- [GIVEN TEXT]
Thetford Castle (2 seats)
| Party |  | Candidate | Votes | % | ±% |
|---|---|---|---|---|---|
|  | Conservative | Roy Brame | 467 | 50.7 |  |
|  | Conservative | Jane Lilian James | 441 | 47.9 |  |
|  | Labour | David Curzon-Berners | 336 | 36.5 |  |
|  | Labour | Toby Stokes | 310 | 33.7 |  |
| Majority |  |  | 105 | 11.4 |  |
| Registered electors |  |  | 4,225 |  |  |
| Turnout |  |  | 1012 | 23.95 |  |
| Rejected ballots |  |  | 91 | 9.0 |  |
|  | Conservative hold |  | Swing |  |  |
|  | Conservative gain from UKIP |  | Swing |  |  |

Thetford Priory (2 seats)
| Party |  | Candidate | Votes | % | ±% |
|---|---|---|---|---|---|
|  | Labour | Mike Brindle | 489 | 44.8 |  |
|  | Labour | Susan Dowling | 410 | 37.5 |  |
|  | UKIP | Mark Petrie Taylor | 394 | 36.1 |  |
|  | Conservative | G.J. Bamber | 243 | 22.3 |  |
|  | Conservative | David Edward Hills | 227 | 20.8 |  |
| Majority |  |  | 16 | 1.5 |  |
| Registered electors |  |  | 4,872 |  |  |
| Turnout |  |  | 1,117 | 22.93 |  |
| Rejected ballots |  |  | 25 | 2.2 |  |
|  | Labour gain from UKIP |  | Swing |  |  |
|  | Labour gain from Conservative |  | Swing |  |  |

Upper Wensum (2 seats)

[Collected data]
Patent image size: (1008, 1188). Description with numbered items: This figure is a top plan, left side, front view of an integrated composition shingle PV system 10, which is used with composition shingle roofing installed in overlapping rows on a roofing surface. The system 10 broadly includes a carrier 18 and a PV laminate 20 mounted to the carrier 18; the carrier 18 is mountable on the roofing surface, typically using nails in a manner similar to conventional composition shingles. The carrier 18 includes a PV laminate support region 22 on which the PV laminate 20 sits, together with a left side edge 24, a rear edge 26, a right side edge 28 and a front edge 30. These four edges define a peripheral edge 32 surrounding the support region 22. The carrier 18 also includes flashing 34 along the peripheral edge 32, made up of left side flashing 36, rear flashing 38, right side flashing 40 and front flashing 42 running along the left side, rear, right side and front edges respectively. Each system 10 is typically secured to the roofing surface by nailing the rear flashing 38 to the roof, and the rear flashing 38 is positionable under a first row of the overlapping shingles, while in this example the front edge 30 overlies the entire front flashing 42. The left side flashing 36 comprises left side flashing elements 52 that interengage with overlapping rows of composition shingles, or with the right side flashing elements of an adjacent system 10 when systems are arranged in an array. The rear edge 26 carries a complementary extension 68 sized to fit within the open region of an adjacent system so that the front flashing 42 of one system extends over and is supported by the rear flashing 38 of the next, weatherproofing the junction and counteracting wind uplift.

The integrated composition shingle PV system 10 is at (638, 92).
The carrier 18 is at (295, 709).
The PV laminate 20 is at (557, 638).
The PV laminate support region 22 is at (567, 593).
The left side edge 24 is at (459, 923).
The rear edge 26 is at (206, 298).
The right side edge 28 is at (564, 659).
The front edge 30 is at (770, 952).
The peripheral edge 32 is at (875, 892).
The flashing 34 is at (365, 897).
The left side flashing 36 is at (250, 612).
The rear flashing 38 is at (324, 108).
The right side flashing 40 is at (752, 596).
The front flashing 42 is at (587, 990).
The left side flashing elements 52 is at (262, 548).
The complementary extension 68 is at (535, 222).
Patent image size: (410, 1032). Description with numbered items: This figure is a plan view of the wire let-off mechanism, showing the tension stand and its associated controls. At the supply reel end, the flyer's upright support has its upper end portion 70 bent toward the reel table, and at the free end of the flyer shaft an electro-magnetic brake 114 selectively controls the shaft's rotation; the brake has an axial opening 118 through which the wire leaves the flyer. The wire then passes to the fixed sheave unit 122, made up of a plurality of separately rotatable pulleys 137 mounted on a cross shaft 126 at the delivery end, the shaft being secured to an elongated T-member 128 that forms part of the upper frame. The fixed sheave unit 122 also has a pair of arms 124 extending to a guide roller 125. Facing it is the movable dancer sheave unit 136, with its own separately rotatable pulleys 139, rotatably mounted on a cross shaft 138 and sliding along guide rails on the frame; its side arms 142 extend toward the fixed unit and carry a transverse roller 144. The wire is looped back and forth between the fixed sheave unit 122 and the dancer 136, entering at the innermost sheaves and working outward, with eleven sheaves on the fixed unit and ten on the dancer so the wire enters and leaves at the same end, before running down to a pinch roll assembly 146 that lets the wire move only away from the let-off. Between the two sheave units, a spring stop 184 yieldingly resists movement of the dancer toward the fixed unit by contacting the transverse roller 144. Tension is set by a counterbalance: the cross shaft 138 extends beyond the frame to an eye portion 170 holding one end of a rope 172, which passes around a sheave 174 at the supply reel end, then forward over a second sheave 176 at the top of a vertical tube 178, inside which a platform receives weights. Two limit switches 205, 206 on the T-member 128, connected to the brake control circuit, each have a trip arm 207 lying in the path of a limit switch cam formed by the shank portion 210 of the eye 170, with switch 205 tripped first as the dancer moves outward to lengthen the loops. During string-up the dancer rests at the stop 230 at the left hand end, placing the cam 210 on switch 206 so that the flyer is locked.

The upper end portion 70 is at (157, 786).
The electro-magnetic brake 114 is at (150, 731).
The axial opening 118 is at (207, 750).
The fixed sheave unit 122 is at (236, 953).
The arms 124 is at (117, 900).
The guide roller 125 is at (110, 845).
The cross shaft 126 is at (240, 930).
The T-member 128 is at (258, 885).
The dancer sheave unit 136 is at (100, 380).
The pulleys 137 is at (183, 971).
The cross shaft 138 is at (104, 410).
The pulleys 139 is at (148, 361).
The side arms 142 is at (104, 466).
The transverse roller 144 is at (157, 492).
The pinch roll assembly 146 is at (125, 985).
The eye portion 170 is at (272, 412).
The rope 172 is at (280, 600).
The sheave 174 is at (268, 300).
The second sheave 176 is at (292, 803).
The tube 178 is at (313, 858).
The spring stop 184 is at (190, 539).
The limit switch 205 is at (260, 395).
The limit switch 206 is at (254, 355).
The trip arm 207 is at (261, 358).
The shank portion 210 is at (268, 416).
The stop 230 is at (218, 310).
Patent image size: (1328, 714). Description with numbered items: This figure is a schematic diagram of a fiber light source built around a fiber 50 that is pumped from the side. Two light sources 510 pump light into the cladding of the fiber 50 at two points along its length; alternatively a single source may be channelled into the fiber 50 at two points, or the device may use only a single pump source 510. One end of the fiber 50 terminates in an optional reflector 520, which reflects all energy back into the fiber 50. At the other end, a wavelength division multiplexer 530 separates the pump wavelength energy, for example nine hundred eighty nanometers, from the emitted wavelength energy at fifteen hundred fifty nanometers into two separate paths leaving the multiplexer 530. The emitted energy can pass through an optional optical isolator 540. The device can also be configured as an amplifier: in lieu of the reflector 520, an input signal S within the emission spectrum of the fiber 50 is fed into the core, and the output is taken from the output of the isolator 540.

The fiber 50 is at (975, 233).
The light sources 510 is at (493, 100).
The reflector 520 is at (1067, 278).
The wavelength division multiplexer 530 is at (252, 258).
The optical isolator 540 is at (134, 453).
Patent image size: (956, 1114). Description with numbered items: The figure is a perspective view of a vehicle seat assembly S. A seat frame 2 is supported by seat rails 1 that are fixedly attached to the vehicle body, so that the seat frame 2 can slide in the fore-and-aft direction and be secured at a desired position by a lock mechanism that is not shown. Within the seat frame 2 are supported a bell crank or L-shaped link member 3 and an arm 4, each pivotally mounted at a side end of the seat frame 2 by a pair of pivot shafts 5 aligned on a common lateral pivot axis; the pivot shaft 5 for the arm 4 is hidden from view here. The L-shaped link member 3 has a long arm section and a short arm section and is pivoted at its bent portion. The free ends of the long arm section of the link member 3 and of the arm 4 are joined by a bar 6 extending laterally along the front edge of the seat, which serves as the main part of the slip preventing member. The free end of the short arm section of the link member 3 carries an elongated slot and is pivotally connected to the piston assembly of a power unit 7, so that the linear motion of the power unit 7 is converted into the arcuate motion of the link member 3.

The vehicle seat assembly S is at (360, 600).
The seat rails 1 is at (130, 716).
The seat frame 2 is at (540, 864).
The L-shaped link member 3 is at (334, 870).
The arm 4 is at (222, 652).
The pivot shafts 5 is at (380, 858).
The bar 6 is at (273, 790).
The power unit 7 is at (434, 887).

- [DIRECTIONS FOR THIS TASK] List every candidate named in the election results for Thetford Priory. The collected data has no connection to the election results shown above it.

- [RESULT OF THIS TASK] Mike Brindle, Susan Dowling, Mark Petrie Taylor, G.J. Bamber, David Edward Hills